**Short exercise:**
Using the data beneath, show every line that includes the word "this".

Extracts from a graphics dataset

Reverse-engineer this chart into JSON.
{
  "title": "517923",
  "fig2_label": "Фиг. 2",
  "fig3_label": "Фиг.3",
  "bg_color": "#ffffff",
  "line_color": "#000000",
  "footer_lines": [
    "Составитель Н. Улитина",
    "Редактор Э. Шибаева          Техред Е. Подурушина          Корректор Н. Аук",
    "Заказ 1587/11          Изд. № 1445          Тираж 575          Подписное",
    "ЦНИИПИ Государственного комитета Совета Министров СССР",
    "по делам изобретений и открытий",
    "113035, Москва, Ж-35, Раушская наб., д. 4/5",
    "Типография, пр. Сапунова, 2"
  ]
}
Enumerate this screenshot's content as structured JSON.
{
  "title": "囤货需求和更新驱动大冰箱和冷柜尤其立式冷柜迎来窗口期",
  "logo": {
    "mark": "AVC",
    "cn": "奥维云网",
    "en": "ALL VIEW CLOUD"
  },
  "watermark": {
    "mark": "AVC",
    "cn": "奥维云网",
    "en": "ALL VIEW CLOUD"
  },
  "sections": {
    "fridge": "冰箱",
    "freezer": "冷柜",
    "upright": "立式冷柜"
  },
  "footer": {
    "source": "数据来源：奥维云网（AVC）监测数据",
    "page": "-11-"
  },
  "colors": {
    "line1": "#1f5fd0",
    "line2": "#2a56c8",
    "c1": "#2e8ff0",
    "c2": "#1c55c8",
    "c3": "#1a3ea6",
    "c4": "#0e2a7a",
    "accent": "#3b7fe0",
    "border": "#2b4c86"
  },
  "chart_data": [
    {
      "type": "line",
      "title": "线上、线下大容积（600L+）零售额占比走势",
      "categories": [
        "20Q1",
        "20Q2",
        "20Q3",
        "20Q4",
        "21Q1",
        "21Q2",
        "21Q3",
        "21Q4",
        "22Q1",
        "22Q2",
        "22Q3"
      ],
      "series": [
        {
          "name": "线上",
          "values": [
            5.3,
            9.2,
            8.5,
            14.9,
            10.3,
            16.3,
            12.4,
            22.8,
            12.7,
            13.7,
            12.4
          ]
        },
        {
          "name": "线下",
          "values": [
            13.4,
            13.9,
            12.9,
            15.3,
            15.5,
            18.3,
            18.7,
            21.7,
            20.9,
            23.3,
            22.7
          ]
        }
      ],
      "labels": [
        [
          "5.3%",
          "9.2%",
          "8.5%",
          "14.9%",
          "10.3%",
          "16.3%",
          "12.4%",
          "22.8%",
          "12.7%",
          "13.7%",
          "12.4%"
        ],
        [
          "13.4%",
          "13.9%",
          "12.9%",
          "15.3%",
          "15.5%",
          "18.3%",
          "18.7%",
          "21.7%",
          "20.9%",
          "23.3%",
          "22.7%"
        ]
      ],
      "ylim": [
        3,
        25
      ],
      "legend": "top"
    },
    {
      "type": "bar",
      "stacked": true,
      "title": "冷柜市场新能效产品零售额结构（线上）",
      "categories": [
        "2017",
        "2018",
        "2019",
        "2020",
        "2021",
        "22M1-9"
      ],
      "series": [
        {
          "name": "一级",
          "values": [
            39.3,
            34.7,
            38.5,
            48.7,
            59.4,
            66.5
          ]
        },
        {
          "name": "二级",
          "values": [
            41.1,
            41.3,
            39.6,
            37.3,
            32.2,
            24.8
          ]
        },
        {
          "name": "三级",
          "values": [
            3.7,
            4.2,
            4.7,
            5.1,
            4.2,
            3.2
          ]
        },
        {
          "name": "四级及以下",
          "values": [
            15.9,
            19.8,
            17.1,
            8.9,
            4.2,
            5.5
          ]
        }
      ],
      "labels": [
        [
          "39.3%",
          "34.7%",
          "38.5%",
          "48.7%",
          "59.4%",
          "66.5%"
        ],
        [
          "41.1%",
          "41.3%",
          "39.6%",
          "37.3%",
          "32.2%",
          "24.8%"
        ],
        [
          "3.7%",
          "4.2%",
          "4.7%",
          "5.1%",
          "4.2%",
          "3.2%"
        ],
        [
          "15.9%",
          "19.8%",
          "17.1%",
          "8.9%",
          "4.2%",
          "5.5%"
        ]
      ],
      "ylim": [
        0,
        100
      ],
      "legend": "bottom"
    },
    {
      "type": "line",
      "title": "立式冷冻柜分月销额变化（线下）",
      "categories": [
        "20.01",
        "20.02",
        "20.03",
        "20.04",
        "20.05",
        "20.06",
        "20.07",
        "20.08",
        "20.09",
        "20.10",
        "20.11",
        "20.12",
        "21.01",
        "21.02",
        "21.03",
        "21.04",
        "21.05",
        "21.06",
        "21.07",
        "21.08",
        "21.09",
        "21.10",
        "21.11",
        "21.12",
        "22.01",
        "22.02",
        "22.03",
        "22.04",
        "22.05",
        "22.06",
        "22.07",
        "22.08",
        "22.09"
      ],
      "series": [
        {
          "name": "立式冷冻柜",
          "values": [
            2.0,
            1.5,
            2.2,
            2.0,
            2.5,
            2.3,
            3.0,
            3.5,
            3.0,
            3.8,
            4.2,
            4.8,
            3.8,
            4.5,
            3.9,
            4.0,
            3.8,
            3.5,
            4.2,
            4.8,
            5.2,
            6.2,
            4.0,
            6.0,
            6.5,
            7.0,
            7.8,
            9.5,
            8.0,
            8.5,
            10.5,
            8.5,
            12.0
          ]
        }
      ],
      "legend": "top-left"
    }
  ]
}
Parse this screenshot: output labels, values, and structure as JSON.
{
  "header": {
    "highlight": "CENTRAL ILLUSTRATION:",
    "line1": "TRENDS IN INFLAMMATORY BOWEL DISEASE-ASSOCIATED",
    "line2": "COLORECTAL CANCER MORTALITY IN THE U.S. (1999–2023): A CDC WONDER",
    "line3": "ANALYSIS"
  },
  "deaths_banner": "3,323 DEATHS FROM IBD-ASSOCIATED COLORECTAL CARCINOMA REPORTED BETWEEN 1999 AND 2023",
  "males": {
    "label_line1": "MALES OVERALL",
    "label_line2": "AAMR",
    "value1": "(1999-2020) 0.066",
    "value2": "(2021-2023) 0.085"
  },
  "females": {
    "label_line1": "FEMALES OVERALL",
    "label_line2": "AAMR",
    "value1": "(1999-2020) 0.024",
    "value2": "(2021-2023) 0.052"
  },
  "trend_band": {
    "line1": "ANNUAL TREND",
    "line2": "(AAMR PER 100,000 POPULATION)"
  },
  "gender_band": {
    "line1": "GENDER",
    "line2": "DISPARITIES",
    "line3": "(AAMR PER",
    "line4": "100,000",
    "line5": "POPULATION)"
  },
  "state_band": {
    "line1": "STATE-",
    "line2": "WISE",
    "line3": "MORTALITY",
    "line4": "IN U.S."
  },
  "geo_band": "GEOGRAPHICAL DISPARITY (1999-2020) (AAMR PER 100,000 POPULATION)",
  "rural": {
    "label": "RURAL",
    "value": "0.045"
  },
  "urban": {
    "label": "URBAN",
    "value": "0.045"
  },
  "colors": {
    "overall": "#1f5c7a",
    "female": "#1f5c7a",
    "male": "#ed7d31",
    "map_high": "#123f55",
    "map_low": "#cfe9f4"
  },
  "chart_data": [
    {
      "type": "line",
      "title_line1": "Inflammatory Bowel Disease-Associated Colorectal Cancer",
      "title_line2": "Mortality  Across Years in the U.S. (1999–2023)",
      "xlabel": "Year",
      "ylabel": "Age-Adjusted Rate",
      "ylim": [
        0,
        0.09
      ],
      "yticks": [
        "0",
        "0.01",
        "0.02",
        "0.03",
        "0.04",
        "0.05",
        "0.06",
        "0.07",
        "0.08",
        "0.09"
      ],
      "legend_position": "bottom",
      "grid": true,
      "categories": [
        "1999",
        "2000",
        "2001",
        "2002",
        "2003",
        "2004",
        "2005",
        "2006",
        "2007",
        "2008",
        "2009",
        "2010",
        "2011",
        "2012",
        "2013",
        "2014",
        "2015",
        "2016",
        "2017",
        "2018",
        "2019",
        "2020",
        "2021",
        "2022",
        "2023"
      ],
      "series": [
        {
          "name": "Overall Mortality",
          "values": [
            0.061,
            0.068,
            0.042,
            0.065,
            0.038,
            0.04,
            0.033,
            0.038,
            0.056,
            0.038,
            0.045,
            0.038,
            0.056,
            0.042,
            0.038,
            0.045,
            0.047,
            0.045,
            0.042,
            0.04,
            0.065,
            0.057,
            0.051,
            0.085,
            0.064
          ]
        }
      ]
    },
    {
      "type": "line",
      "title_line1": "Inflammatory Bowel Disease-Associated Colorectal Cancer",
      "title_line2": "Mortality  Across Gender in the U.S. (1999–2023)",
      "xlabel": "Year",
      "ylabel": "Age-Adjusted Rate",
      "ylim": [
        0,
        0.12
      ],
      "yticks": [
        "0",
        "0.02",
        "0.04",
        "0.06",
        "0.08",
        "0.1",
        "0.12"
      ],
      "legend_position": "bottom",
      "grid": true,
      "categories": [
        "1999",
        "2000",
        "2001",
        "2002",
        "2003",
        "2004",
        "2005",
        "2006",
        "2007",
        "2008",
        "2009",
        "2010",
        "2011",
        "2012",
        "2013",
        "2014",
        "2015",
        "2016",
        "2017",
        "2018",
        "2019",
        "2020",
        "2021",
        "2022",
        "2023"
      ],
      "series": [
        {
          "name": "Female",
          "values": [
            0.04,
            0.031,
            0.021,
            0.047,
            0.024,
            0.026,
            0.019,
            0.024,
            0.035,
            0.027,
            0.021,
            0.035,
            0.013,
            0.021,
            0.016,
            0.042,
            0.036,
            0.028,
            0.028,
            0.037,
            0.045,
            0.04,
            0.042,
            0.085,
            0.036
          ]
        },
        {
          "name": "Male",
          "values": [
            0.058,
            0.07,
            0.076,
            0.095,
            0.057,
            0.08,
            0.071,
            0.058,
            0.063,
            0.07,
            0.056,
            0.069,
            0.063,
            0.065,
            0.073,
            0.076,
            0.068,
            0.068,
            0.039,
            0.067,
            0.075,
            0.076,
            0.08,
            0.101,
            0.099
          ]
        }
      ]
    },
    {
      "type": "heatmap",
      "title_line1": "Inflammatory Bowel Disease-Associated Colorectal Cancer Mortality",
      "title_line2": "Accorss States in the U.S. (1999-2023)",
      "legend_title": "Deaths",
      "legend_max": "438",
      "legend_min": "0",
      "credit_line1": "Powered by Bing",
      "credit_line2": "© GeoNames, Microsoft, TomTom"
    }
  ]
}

**The solution:**
Reverse-engineer this chart into JSON.
Enumerate this screenshot's content as structured JSON.
Parse this screenshot: output labels, values, and structure as JSON.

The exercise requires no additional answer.